Extract to read:

Model Access Policies
Overview
Model Access Policies control which users and groups can use which language models in chat. Administrators create policies to grant model access based on organizational needs—whether that means giving everyone access to standard models, restricting powerful models to specific teams, or anything in between.
This feature replaces the previous Allowed Models and Default Model settings that were part of Chat Configuration. If you previously used those settings, see Upgrades and Migration for how your configuration was preserved.
How Policies Work
Each policy defines two things:
- Who can use the models (subjects)
- Which models they can use
When a user opens chat, they see only the models granted to them through one or more policies. If no policy grants a user access to any models, they cannot use chat.
Subjects
A policy can grant access to:
- Individual users — Select specific people by name
- Groups — Select authentication provider groups (such as "engineering" or "marketing")

Information provided:
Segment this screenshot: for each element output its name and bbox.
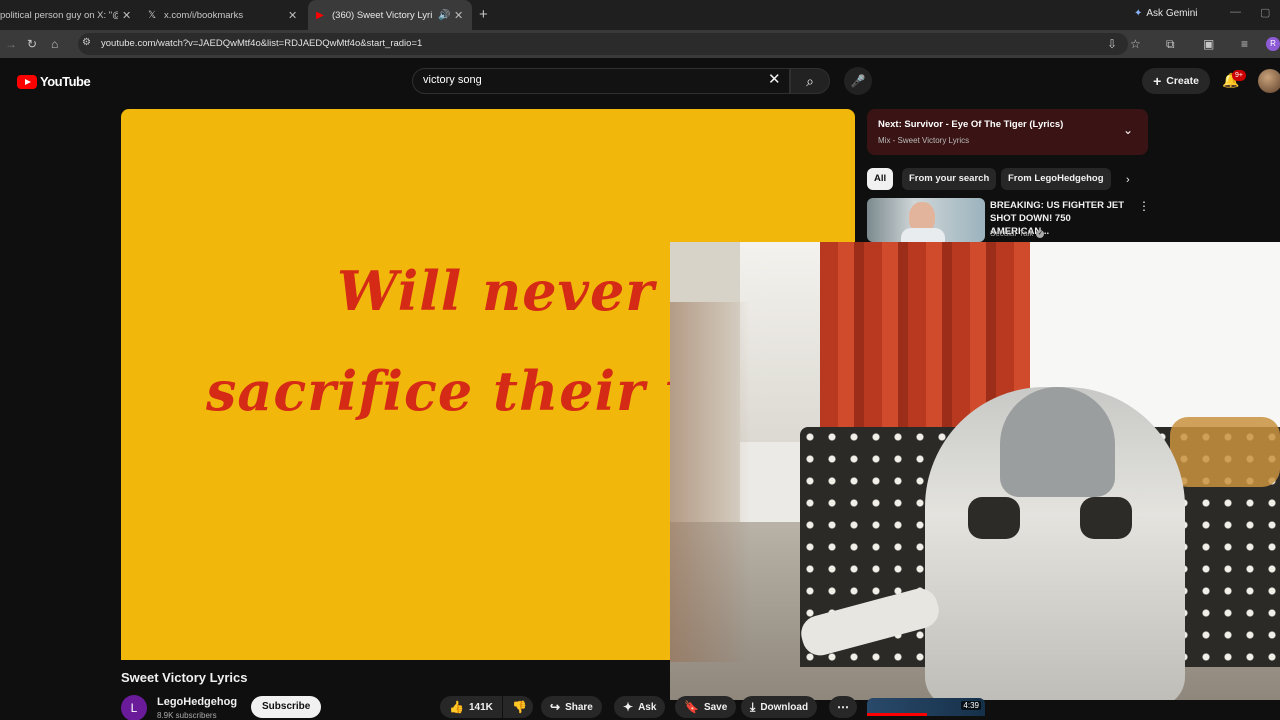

Exercise brief: Carry the Model Access Policies document forward, starting right after its last line about groups.

Expected output:
- Everyone — Use the "All Obot Users" option to grant access to all authenticated users
Using "All Obot Users" is convenient for making certain models universally available while using separate policies to grant additional models to specific teams.
Models
When adding models to a policy, you can select:
- Specific models — Individual models from your configured providers
- Default model aliases — References to whichever model is currently set as the default for a given purpose (see Default Model Aliases)
- All models — Grants access to every available model
Administrators do not have automatic access to all models. Like any other user, an administrator must be included in a policy to use a model in chat.
Model Availability
Only models configured with the Language Model (Chat) usage type appear when creating policies. Models configured for other purposes—such as text embedding, image generation, or vision—do not appear as options.
To change which models are available for chat or to configure new model providers, see Model Providers.
Default Model Aliases
When selecting models for a policy, you'll see options like:
- Language Model (Chat) — The primary default model
- Language Model (Chat - Fast) — A faster, typically smaller model
These are aliases that automatically resolve to whichever model is currently configured as the default in Model Providers.
Using aliases provides flexibility: if you later change which model serves as the default, users with access to the alias automatically gain access to the new default without needing to update any policies.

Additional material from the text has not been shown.